● **Task input**
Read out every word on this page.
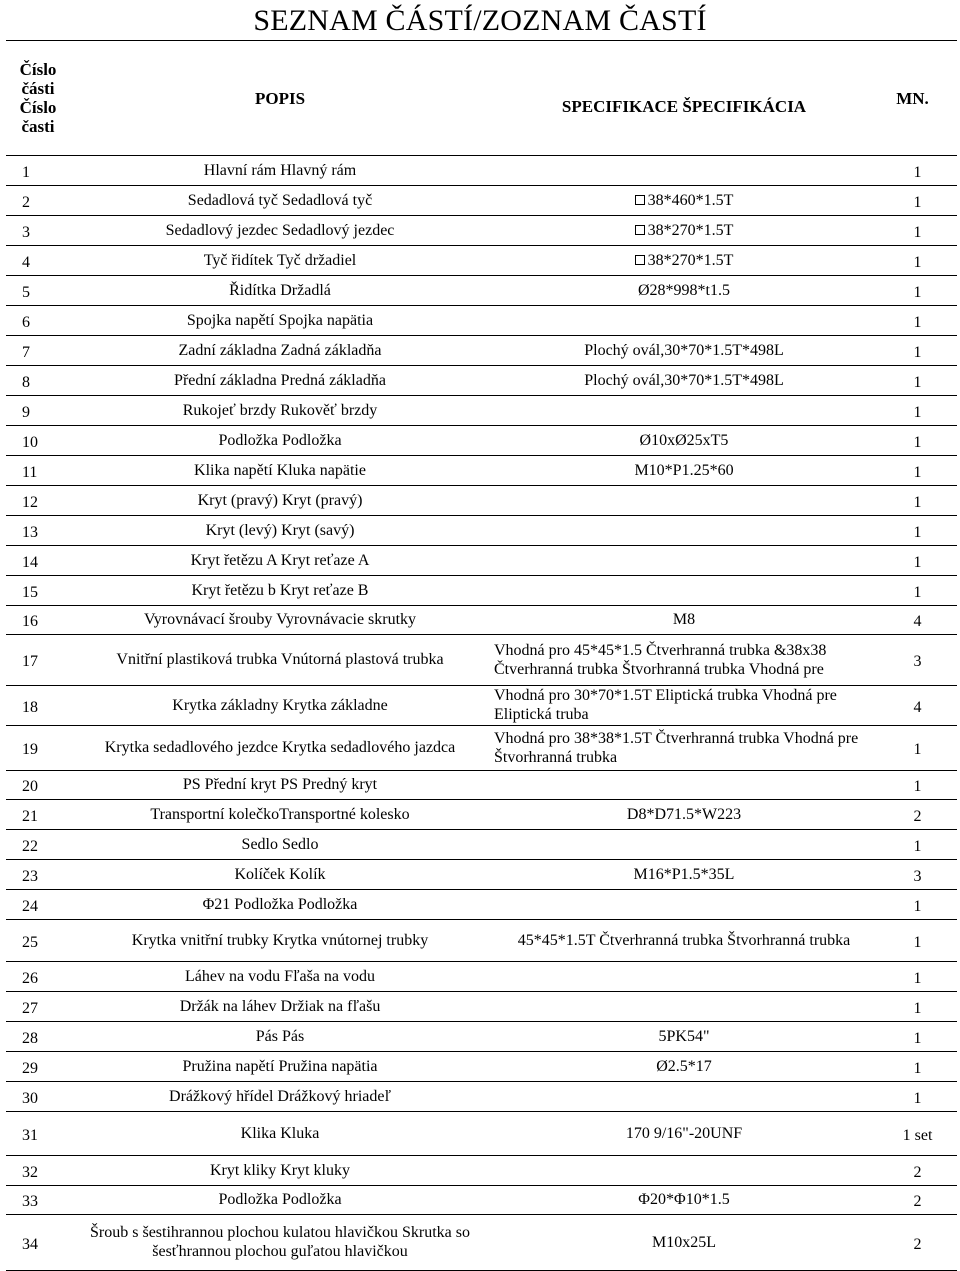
SEZNAM ČÁSTÍ/ZOZNAM ČASTÍ
Číslo části Číslo časti	POPIS	SPECIFIKACE ŠPECIFIKÁCIA	MN.
1	Hlavní rám Hlavný rám		1
2	Sedadlová tyč Sedadlová tyč	38*460*1.5T	1
3	Sedadlový jezdec Sedadlový jezdec	38*270*1.5T	1
4	Tyč řidítek Tyč držadiel	38*270*1.5T	1
5	Řidítka Držadlá	Ø28*998*t1.5	1
6	Spojka napětí Spojka napätia		1
7	Zadní základna Zadná základňa	Plochý ovál,30*70*1.5T*498L	1
8	Přední základna Predná základňa	Plochý ovál,30*70*1.5T*498L	1
9	Rukojeť brzdy Rukověť brzdy		1
10	Podložka Podložka	Ø10xØ25xT5	1
11	Klika napětí Kluka napätie	M10*P1.25*60	1
12	Kryt (pravý) Kryt (pravý)		1
13	Kryt (levý) Kryt (savý)		1
14	Kryt řetězu A Kryt reťaze A		1
15	Kryt řetězu b Kryt reťaze B		1
16	Vyrovnávací šrouby Vyrovnávacie skrutky	M8	4
17	Vnitřní plastiková trubka Vnútorná plastová trubka	Vhodná pro 45*45*1.5 Čtverhranná trubka &38x38 Čtverhranná trubka Štvorhranná trubka Vhodná pre	3
18	Krytka základny Krytka základne	Vhodná pro 30*70*1.5T Eliptická trubka Vhodná pre Eliptická truba	4
19	Krytka sedadlového jezdce Krytka sedadlového jazdca	Vhodná pro 38*38*1.5T Čtverhranná trubka Vhodná pre Štvorhranná trubka	1
20	PS Přední kryt PS Predný kryt		1
21	Transportní kolečkoTransportné kolesko	D8*D71.5*W223	2
22	Sedlo Sedlo		1
23	Kolíček Kolík	M16*P1.5*35L	3
24	Φ21 Podložka Podložka		1
25	Krytka vnitřní trubky Krytka vnútornej trubky	45*45*1.5T Čtverhranná trubka Štvorhranná trubka	1
26	Láhev na vodu Fľaša na vodu		1
27	Držák na láhev Držiak na fľašu		1
28	Pás Pás	5PK54"	1
29	Pružina napětí Pružina napätia	Ø2.5*17	1
30	Drážkový hřídel Drážkový hriadeľ		1
31	Klika Kluka	170 9/16"-20UNF	1 set
32	Kryt kliky Kryt kluky		2
33	Podložka Podložka	Φ20*Φ10*1.5	2
34	Šroub s šestihrannou plochou kulatou hlavičkou Skrutka so šesťhrannou plochou guľatou hlavičkou	M10x25L	2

● **Exercise aim**
Skip the pictures, then retype every line above exactly.

● **Output**
Read out every word on this page.
SEZNAM ČÁSTÍ/ZOZNAM ČASTÍ
Číslo části Číslo časti	POPIS	SPECIFIKACE ŠPECIFIKÁCIA	MN.
1	Hlavní rám Hlavný rám		1
2	Sedadlová tyč Sedadlová tyč	38*460*1.5T	1
3	Sedadlový jezdec Sedadlový jezdec	38*270*1.5T	1
4	Tyč řidítek Tyč držadiel	38*270*1.5T	1
5	Řidítka Držadlá	Ø28*998*t1.5	1
6	Spojka napětí Spojka napätia		1
7	Zadní základna Zadná základňa	Plochý ovál,30*70*1.5T*498L	1
8	Přední základna Predná základňa	Plochý ovál,30*70*1.5T*498L	1
9	Rukojeť brzdy Rukověť brzdy		1
10	Podložka Podložka	Ø10xØ25xT5	1
11	Klika napětí Kluka napätie	M10*P1.25*60	1
12	Kryt (pravý) Kryt (pravý)		1
13	Kryt (levý) Kryt (savý)		1
14	Kryt řetězu A Kryt reťaze A		1
15	Kryt řetězu b Kryt reťaze B		1
16	Vyrovnávací šrouby Vyrovnávacie skrutky	M8	4
17	Vnitřní plastiková trubka Vnútorná plastová trubka	Vhodná pro 45*45*1.5 Čtverhranná trubka &38x38 Čtverhranná trubka Štvorhranná trubka Vhodná pre	3
18	Krytka základny Krytka základne	Vhodná pro 30*70*1.5T Eliptická trubka Vhodná pre Eliptická truba	4
19	Krytka sedadlového jezdce Krytka sedadlového jazdca	Vhodná pro 38*38*1.5T Čtverhranná trubka Vhodná pre Štvorhranná trubka	1
20	PS Přední kryt PS Predný kryt		1
21	Transportní kolečkoTransportné kolesko	D8*D71.5*W223	2
22	Sedlo Sedlo		1
23	Kolíček Kolík	M16*P1.5*35L	3
24	Φ21 Podložka Podložka		1
25	Krytka vnitřní trubky Krytka vnútornej trubky	45*45*1.5T Čtverhranná trubka Štvorhranná trubka	1
26	Láhev na vodu Fľaša na vodu		1
27	Držák na láhev Držiak na fľašu		1
28	Pás Pás	5PK54"	1
29	Pružina napětí Pružina napätia	Ø2.5*17	1
30	Drážkový hřídel Drážkový hriadeľ		1
31	Klika Kluka	170 9/16"-20UNF	1 set
32	Kryt kliky Kryt kluky		2
33	Podložka Podložka	Φ20*Φ10*1.5	2
34	Šroub s šestihrannou plochou kulatou hlavičkou Skrutka so šesťhrannou plochou guľatou hlavičkou	M10x25L	2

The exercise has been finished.